▶ Set task:
Exactly as they appear, output all of the entries.

**** Supplied records

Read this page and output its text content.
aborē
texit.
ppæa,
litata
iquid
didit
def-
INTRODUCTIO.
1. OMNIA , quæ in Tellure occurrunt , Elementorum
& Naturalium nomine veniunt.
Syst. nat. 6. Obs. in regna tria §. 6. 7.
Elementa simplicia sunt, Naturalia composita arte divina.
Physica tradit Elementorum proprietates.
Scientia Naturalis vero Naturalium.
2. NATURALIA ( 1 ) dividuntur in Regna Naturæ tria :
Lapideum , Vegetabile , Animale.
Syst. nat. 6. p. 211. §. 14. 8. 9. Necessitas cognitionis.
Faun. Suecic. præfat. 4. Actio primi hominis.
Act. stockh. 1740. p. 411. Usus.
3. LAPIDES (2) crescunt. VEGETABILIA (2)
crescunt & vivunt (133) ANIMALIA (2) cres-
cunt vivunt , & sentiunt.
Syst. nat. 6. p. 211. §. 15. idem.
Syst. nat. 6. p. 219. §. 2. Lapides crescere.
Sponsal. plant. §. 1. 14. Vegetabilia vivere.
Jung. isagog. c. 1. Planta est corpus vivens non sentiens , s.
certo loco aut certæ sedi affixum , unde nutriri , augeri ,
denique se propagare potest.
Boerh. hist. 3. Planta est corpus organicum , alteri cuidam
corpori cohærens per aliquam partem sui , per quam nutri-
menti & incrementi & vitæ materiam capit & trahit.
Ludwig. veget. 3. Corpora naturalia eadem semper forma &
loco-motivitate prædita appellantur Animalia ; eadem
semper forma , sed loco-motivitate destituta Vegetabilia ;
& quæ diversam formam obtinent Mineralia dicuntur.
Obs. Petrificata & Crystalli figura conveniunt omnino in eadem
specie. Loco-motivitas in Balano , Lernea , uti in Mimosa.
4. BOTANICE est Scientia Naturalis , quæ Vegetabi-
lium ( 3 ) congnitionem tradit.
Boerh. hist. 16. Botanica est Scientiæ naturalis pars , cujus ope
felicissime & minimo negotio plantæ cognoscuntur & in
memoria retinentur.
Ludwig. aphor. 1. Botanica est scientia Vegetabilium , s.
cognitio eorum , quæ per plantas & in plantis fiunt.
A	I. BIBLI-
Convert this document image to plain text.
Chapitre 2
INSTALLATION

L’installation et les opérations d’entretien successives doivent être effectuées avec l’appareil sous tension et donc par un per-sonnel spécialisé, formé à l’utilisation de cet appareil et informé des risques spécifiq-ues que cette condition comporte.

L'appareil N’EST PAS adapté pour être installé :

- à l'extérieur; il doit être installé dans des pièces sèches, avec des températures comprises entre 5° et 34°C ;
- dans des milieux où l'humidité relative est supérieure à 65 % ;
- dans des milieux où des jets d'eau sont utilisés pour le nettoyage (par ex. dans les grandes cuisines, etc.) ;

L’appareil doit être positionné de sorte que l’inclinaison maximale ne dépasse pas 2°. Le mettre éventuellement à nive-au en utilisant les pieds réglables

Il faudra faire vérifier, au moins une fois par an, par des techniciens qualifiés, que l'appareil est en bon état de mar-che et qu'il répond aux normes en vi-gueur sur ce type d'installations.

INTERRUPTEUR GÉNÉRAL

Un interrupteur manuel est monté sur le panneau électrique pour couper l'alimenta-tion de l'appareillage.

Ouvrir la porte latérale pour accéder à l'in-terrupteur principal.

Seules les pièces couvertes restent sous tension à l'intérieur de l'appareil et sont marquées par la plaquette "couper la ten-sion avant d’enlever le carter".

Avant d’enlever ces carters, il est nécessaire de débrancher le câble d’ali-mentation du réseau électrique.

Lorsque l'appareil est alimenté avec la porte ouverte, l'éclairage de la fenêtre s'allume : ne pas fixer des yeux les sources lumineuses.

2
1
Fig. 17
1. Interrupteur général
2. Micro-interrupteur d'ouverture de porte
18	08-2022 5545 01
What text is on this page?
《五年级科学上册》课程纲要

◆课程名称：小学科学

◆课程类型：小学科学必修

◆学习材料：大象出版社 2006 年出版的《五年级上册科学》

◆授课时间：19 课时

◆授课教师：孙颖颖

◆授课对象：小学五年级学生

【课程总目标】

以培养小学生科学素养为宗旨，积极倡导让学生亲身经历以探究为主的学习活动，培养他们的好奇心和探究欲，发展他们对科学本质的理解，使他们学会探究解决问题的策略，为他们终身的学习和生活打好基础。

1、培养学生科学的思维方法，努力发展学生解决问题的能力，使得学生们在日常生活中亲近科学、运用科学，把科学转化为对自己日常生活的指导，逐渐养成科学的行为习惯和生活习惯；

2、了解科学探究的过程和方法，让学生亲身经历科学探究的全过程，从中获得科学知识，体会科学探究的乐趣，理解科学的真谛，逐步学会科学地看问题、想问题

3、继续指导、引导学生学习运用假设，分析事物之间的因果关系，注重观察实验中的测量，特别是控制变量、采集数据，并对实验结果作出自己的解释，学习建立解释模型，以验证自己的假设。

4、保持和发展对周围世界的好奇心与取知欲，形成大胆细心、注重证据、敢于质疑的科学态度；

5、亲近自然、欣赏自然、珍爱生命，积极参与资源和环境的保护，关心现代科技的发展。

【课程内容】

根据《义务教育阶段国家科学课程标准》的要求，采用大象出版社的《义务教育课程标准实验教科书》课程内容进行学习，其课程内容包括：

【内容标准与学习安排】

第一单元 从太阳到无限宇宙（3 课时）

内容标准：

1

********

▶ Response to this exercise:
Read this page and output its text content.
aborē
texit.
ppæa,
litata
iquid
didit
def-
INTRODUCTIO.
1. OMNIA , quæ in Tellure occurrunt , Elementorum
& Naturalium nomine veniunt.
Syst. nat. 6. Obs. in regna tria §. 6. 7.
Elementa simplicia sunt, Naturalia composita arte divina.
Physica tradit Elementorum proprietates.
Scientia Naturalis vero Naturalium.
2. NATURALIA ( 1 ) dividuntur in Regna Naturæ tria :
Lapideum , Vegetabile , Animale.
Syst. nat. 6. p. 211. §. 14. 8. 9. Necessitas cognitionis.
Faun. Suecic. præfat. 4. Actio primi hominis.
Act. stockh. 1740. p. 411. Usus.
3. LAPIDES (2) crescunt. VEGETABILIA (2)
crescunt & vivunt (133) ANIMALIA (2) cres-
cunt vivunt , & sentiunt.
Syst. nat. 6. p. 211. §. 15. idem.
Syst. nat. 6. p. 219. §. 2. Lapides crescere.
Sponsal. plant. §. 1. 14. Vegetabilia vivere.
Jung. isagog. c. 1. Planta est corpus vivens non sentiens , s.
certo loco aut certæ sedi affixum , unde nutriri , augeri ,
denique se propagare potest.
Boerh. hist. 3. Planta est corpus organicum , alteri cuidam
corpori cohærens per aliquam partem sui , per quam nutri-
menti & incrementi & vitæ materiam capit & trahit.
Ludwig. veget. 3. Corpora naturalia eadem semper forma &
loco-motivitate prædita appellantur Animalia ; eadem
semper forma , sed loco-motivitate destituta Vegetabilia ;
& quæ diversam formam obtinent Mineralia dicuntur.
Obs. Petrificata & Crystalli figura conveniunt omnino in eadem
specie. Loco-motivitas in Balano , Lernea , uti in Mimosa.
4. BOTANICE est Scientia Naturalis , quæ Vegetabi-
lium ( 3 ) congnitionem tradit.
Boerh. hist. 16. Botanica est Scientiæ naturalis pars , cujus ope
felicissime & minimo negotio plantæ cognoscuntur & in
memoria retinentur.
Ludwig. aphor. 1. Botanica est scientia Vegetabilium , s.
cognitio eorum , quæ per plantas & in plantis fiunt.
A	I. BIBLI-
Convert this document image to plain text.
Chapitre 2
INSTALLATION

L’installation et les opérations d’entretien successives doivent être effectuées avec l’appareil sous tension et donc par un per-sonnel spécialisé, formé à l’utilisation de cet appareil et informé des risques spécifiq-ues que cette condition comporte.

L'appareil N’EST PAS adapté pour être installé :

- à l'extérieur; il doit être installé dans des pièces sèches, avec des températures comprises entre 5° et 34°C ;
- dans des milieux où l'humidité relative est supérieure à 65 % ;
- dans des milieux où des jets d'eau sont utilisés pour le nettoyage (par ex. dans les grandes cuisines, etc.) ;

L’appareil doit être positionné de sorte que l’inclinaison maximale ne dépasse pas 2°. Le mettre éventuellement à nive-au en utilisant les pieds réglables

Il faudra faire vérifier, au moins une fois par an, par des techniciens qualifiés, que l'appareil est en bon état de mar-che et qu'il répond aux normes en vi-gueur sur ce type d'installations.

INTERRUPTEUR GÉNÉRAL

Un interrupteur manuel est monté sur le panneau électrique pour couper l'alimenta-tion de l'appareillage.

Ouvrir la porte latérale pour accéder à l'in-terrupteur principal.

Seules les pièces couvertes restent sous tension à l'intérieur de l'appareil et sont marquées par la plaquette "couper la ten-sion avant d’enlever le carter".

Avant d’enlever ces carters, il est nécessaire de débrancher le câble d’ali-mentation du réseau électrique.

Lorsque l'appareil est alimenté avec la porte ouverte, l'éclairage de la fenêtre s'allume : ne pas fixer des yeux les sources lumineuses.

2
1
Fig. 17
1. Interrupteur général
2. Micro-interrupteur d'ouverture de porte
18	08-2022 5545 01
What text is on this page?
《五年级科学上册》课程纲要

◆课程名称：小学科学

◆课程类型：小学科学必修

◆学习材料：大象出版社 2006 年出版的《五年级上册科学》

◆授课时间：19 课时

◆授课教师：孙颖颖

◆授课对象：小学五年级学生

【课程总目标】

以培养小学生科学素养为宗旨，积极倡导让学生亲身经历以探究为主的学习活动，培养他们的好奇心和探究欲，发展他们对科学本质的理解，使他们学会探究解决问题的策略，为他们终身的学习和生活打好基础。

1、培养学生科学的思维方法，努力发展学生解决问题的能力，使得学生们在日常生活中亲近科学、运用科学，把科学转化为对自己日常生活的指导，逐渐养成科学的行为习惯和生活习惯；

2、了解科学探究的过程和方法，让学生亲身经历科学探究的全过程，从中获得科学知识，体会科学探究的乐趣，理解科学的真谛，逐步学会科学地看问题、想问题

3、继续指导、引导学生学习运用假设，分析事物之间的因果关系，注重观察实验中的测量，特别是控制变量、采集数据，并对实验结果作出自己的解释，学习建立解释模型，以验证自己的假设。

4、保持和发展对周围世界的好奇心与取知欲，形成大胆细心、注重证据、敢于质疑的科学态度；

5、亲近自然、欣赏自然、珍爱生命，积极参与资源和环境的保护，关心现代科技的发展。

【课程内容】

根据《义务教育阶段国家科学课程标准》的要求，采用大象出版社的《义务教育课程标准实验教科书》课程内容进行学习，其课程内容包括：

【内容标准与学习安排】

第一单元 从太阳到无限宇宙（3 课时）

内容标准：

1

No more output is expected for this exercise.